▶ **WHAT THE EXERCISE ASKS**: Return every line of the records below verbatim, with no pictures in the copy.

====== DATASET RECORDS ======

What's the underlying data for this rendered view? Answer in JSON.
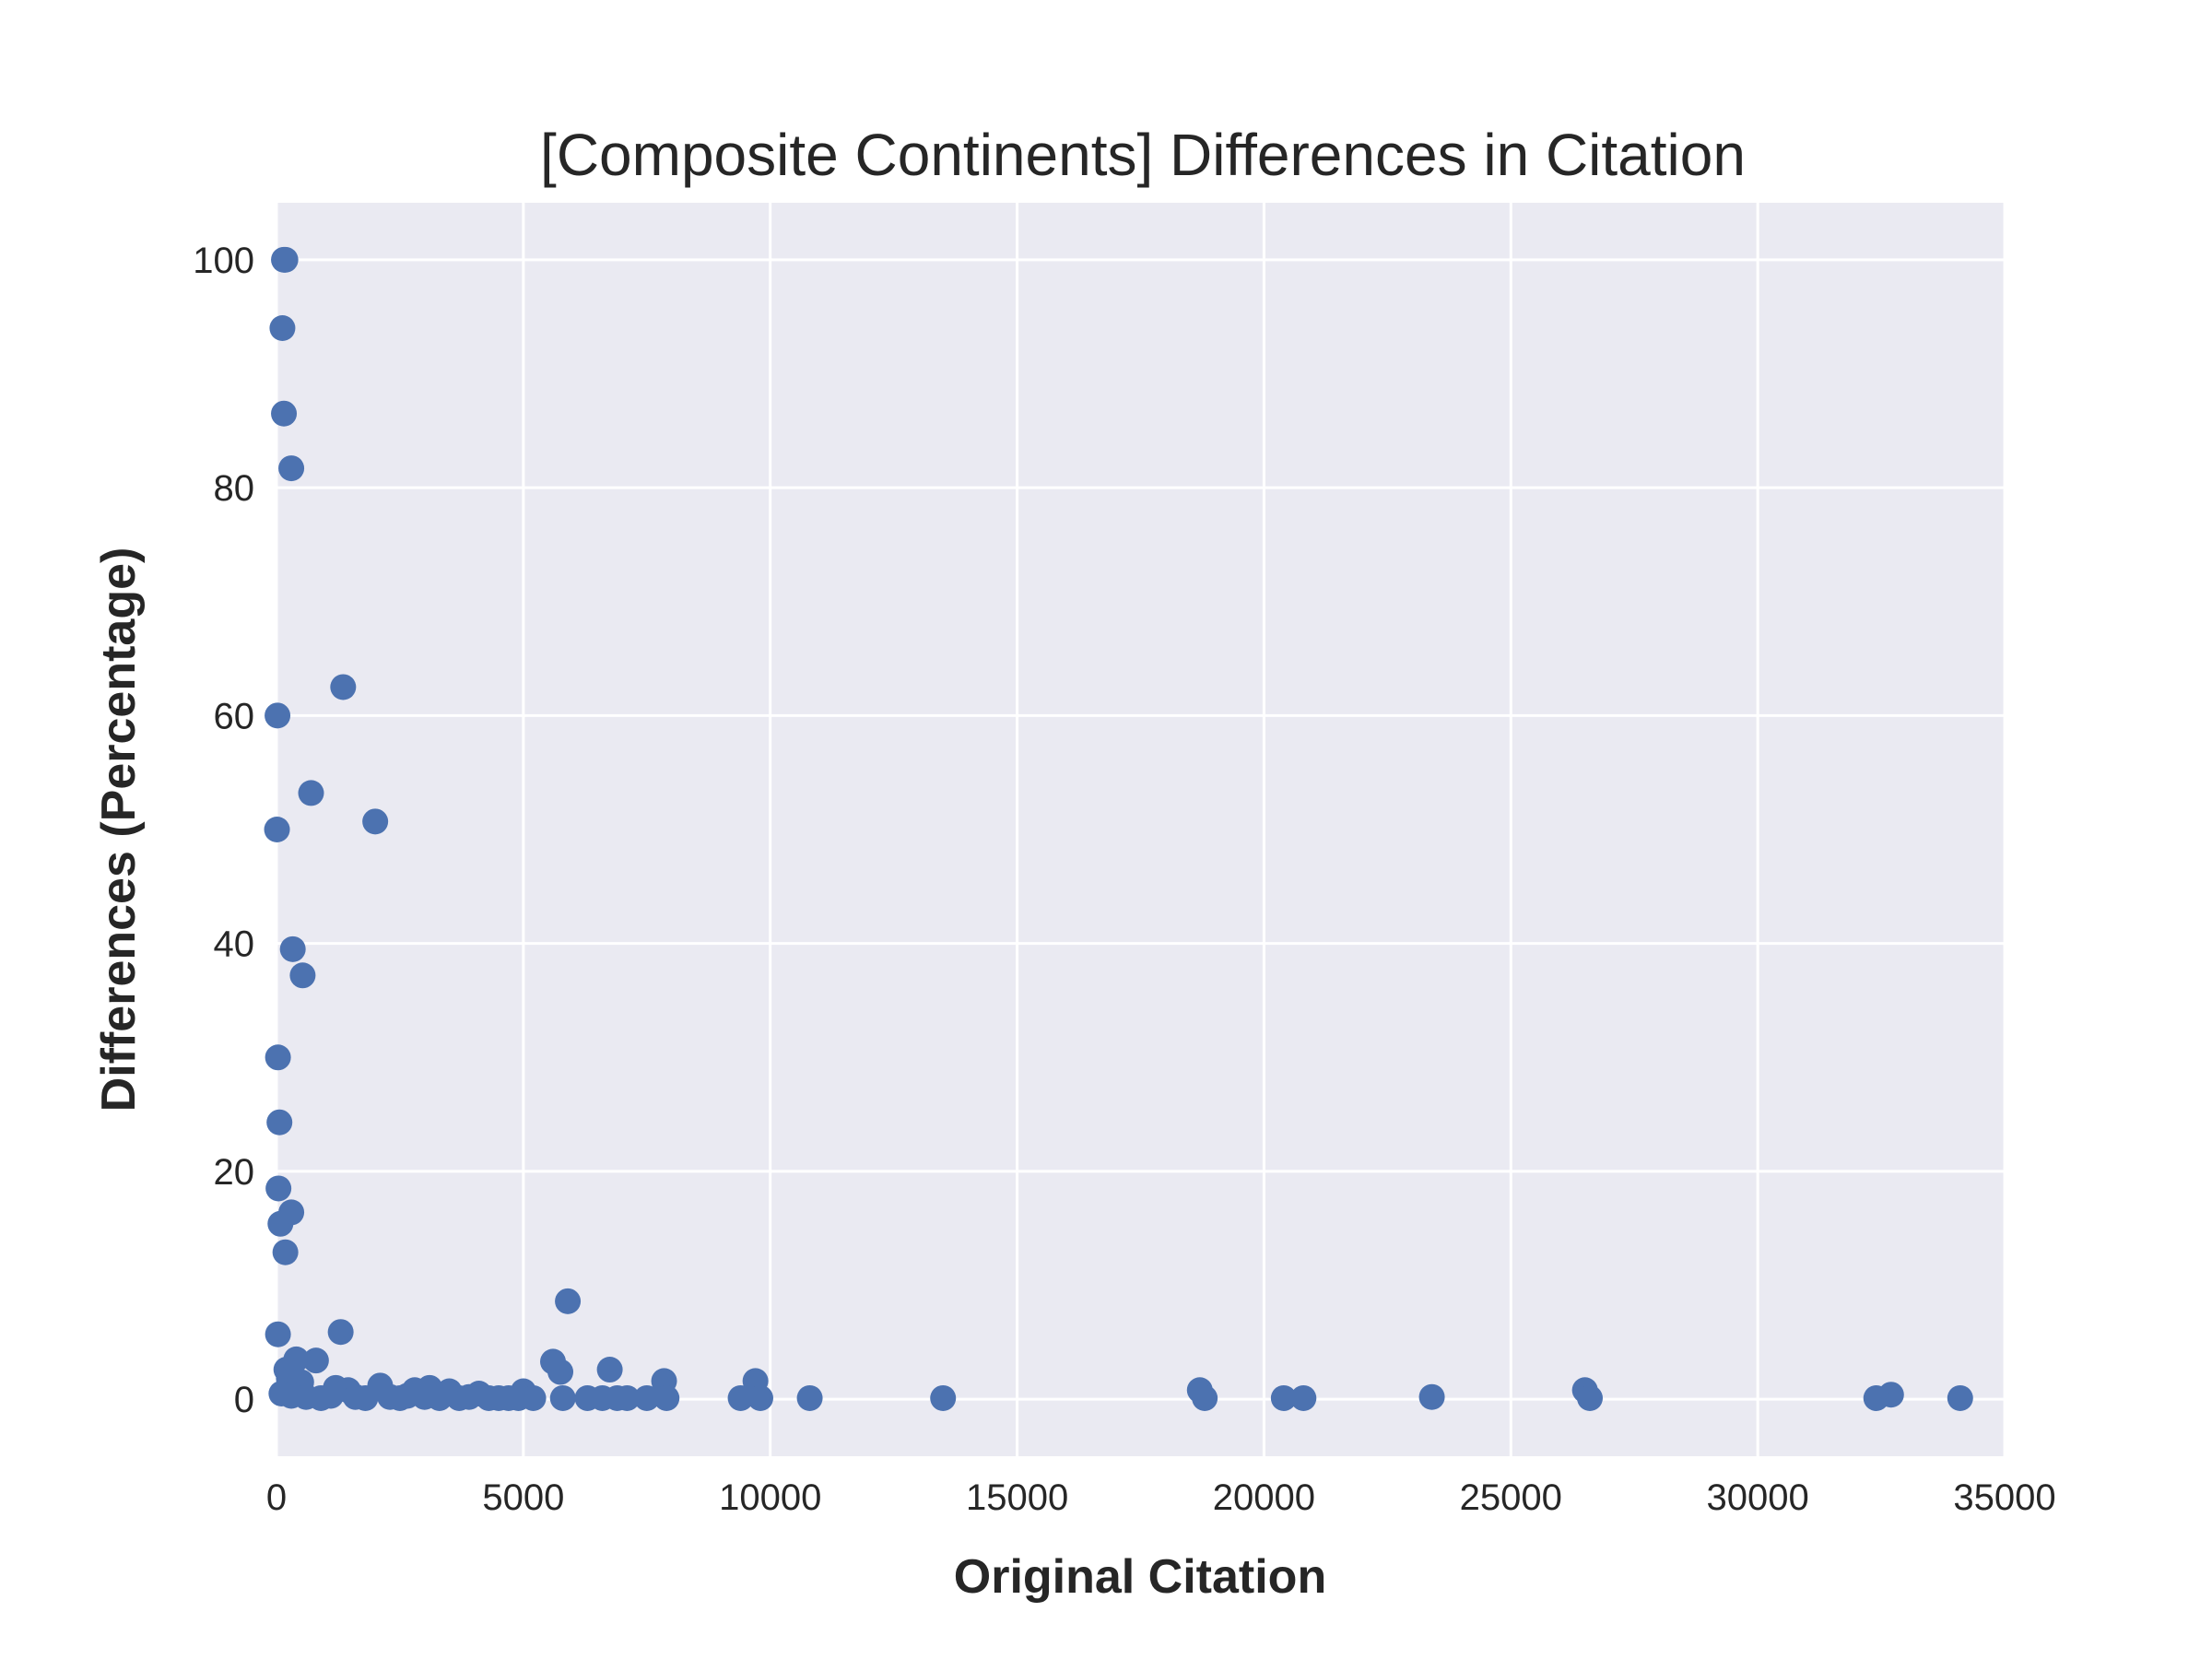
{
  "chart_data": {
    "type": "scatter",
    "title": "[Composite Continents] Differences in Citation",
    "xlabel": "Original Citation",
    "ylabel": "Differences (Percentage)",
    "xlim": [
      0,
      35000
    ],
    "ylim": [
      -5,
      105
    ],
    "xticks": [
      0,
      5000,
      10000,
      15000,
      20000,
      25000,
      30000,
      35000
    ],
    "yticks": [
      0,
      20,
      40,
      60,
      80,
      100
    ],
    "grid": true,
    "color": "#4c72b0",
    "background": "#eaeaf2",
    "series": [
      {
        "points": [
          [
            150,
            100
          ],
          [
            180,
            100
          ],
          [
            120,
            94
          ],
          [
            150,
            86.5
          ],
          [
            300,
            81.7
          ],
          [
            1350,
            62.5
          ],
          [
            20,
            60
          ],
          [
            700,
            53.2
          ],
          [
            2000,
            50.7
          ],
          [
            10,
            50
          ],
          [
            330,
            39.5
          ],
          [
            530,
            37.2
          ],
          [
            30,
            30
          ],
          [
            60,
            24.3
          ],
          [
            40,
            18.5
          ],
          [
            300,
            16.4
          ],
          [
            80,
            15.4
          ],
          [
            180,
            12.9
          ],
          [
            5900,
            8.6
          ],
          [
            30,
            5.7
          ],
          [
            1300,
            5.9
          ],
          [
            5600,
            3.3
          ],
          [
            800,
            3.4
          ],
          [
            400,
            3.5
          ],
          [
            5750,
            2.4
          ],
          [
            6750,
            2.6
          ],
          [
            7850,
            1.6
          ],
          [
            9700,
            1.6
          ],
          [
            200,
            2.6
          ],
          [
            250,
            1.8
          ],
          [
            500,
            1.5
          ],
          [
            2100,
            1.2
          ],
          [
            1200,
            1.0
          ],
          [
            3100,
            1.0
          ],
          [
            3500,
            0.7
          ],
          [
            5000,
            0.7
          ],
          [
            2800,
            0.8
          ],
          [
            1450,
            0.8
          ],
          [
            4100,
            0.5
          ],
          [
            18700,
            0.8
          ],
          [
            26500,
            0.8
          ],
          [
            32700,
            0.4
          ],
          [
            100,
            0.5
          ],
          [
            300,
            0.3
          ],
          [
            600,
            0.2
          ],
          [
            900,
            0.1
          ],
          [
            1100,
            0.3
          ],
          [
            1600,
            0.2
          ],
          [
            1800,
            0.1
          ],
          [
            2300,
            0.2
          ],
          [
            2500,
            0.1
          ],
          [
            2650,
            0.3
          ],
          [
            3000,
            0.2
          ],
          [
            3300,
            0.1
          ],
          [
            3700,
            0.1
          ],
          [
            3900,
            0.2
          ],
          [
            4300,
            0.1
          ],
          [
            4500,
            0.1
          ],
          [
            4700,
            0.1
          ],
          [
            4900,
            0.1
          ],
          [
            5200,
            0.1
          ],
          [
            5800,
            0.1
          ],
          [
            6300,
            0.1
          ],
          [
            6600,
            0.1
          ],
          [
            6900,
            0.1
          ],
          [
            7100,
            0.1
          ],
          [
            7500,
            0.1
          ],
          [
            7900,
            0.1
          ],
          [
            9400,
            0.1
          ],
          [
            9800,
            0.1
          ],
          [
            10800,
            0.1
          ],
          [
            13500,
            0.1
          ],
          [
            18800,
            0.1
          ],
          [
            20400,
            0.1
          ],
          [
            20800,
            0.1
          ],
          [
            23400,
            0.2
          ],
          [
            26600,
            0.1
          ],
          [
            32400,
            0.1
          ],
          [
            34100,
            0.1
          ]
        ]
      }
    ]
  }
}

======

▶ **THE OUTPUT**:
What's the underlying data for this rendered view? Answer in JSON.
{
  "chart_data": {
    "type": "scatter",
    "title": "[Composite Continents] Differences in Citation",
    "xlabel": "Original Citation",
    "ylabel": "Differences (Percentage)",
    "xlim": [
      0,
      35000
    ],
    "ylim": [
      -5,
      105
    ],
    "xticks": [
      0,
      5000,
      10000,
      15000,
      20000,
      25000,
      30000,
      35000
    ],
    "yticks": [
      0,
      20,
      40,
      60,
      80,
      100
    ],
    "grid": true,
    "color": "#4c72b0",
    "background": "#eaeaf2",
    "series": [
      {
        "points": [
          [
            150,
            100
          ],
          [
            180,
            100
          ],
          [
            120,
            94
          ],
          [
            150,
            86.5
          ],
          [
            300,
            81.7
          ],
          [
            1350,
            62.5
          ],
          [
            20,
            60
          ],
          [
            700,
            53.2
          ],
          [
            2000,
            50.7
          ],
          [
            10,
            50
          ],
          [
            330,
            39.5
          ],
          [
            530,
            37.2
          ],
          [
            30,
            30
          ],
          [
            60,
            24.3
          ],
          [
            40,
            18.5
          ],
          [
            300,
            16.4
          ],
          [
            80,
            15.4
          ],
          [
            180,
            12.9
          ],
          [
            5900,
            8.6
          ],
          [
            30,
            5.7
          ],
          [
            1300,
            5.9
          ],
          [
            5600,
            3.3
          ],
          [
            800,
            3.4
          ],
          [
            400,
            3.5
          ],
          [
            5750,
            2.4
          ],
          [
            6750,
            2.6
          ],
          [
            7850,
            1.6
          ],
          [
            9700,
            1.6
          ],
          [
            200,
            2.6
          ],
          [
            250,
            1.8
          ],
          [
            500,
            1.5
          ],
          [
            2100,
            1.2
          ],
          [
            1200,
            1.0
          ],
          [
            3100,
            1.0
          ],
          [
            3500,
            0.7
          ],
          [
            5000,
            0.7
          ],
          [
            2800,
            0.8
          ],
          [
            1450,
            0.8
          ],
          [
            4100,
            0.5
          ],
          [
            18700,
            0.8
          ],
          [
            26500,
            0.8
          ],
          [
            32700,
            0.4
          ],
          [
            100,
            0.5
          ],
          [
            300,
            0.3
          ],
          [
            600,
            0.2
          ],
          [
            900,
            0.1
          ],
          [
            1100,
            0.3
          ],
          [
            1600,
            0.2
          ],
          [
            1800,
            0.1
          ],
          [
            2300,
            0.2
          ],
          [
            2500,
            0.1
          ],
          [
            2650,
            0.3
          ],
          [
            3000,
            0.2
          ],
          [
            3300,
            0.1
          ],
          [
            3700,
            0.1
          ],
          [
            3900,
            0.2
          ],
          [
            4300,
            0.1
          ],
          [
            4500,
            0.1
          ],
          [
            4700,
            0.1
          ],
          [
            4900,
            0.1
          ],
          [
            5200,
            0.1
          ],
          [
            5800,
            0.1
          ],
          [
            6300,
            0.1
          ],
          [
            6600,
            0.1
          ],
          [
            6900,
            0.1
          ],
          [
            7100,
            0.1
          ],
          [
            7500,
            0.1
          ],
          [
            7900,
            0.1
          ],
          [
            9400,
            0.1
          ],
          [
            9800,
            0.1
          ],
          [
            10800,
            0.1
          ],
          [
            13500,
            0.1
          ],
          [
            18800,
            0.1
          ],
          [
            20400,
            0.1
          ],
          [
            20800,
            0.1
          ],
          [
            23400,
            0.2
          ],
          [
            26600,
            0.1
          ],
          [
            32400,
            0.1
          ],
          [
            34100,
            0.1
          ]
        ]
      }
    ]
  }
}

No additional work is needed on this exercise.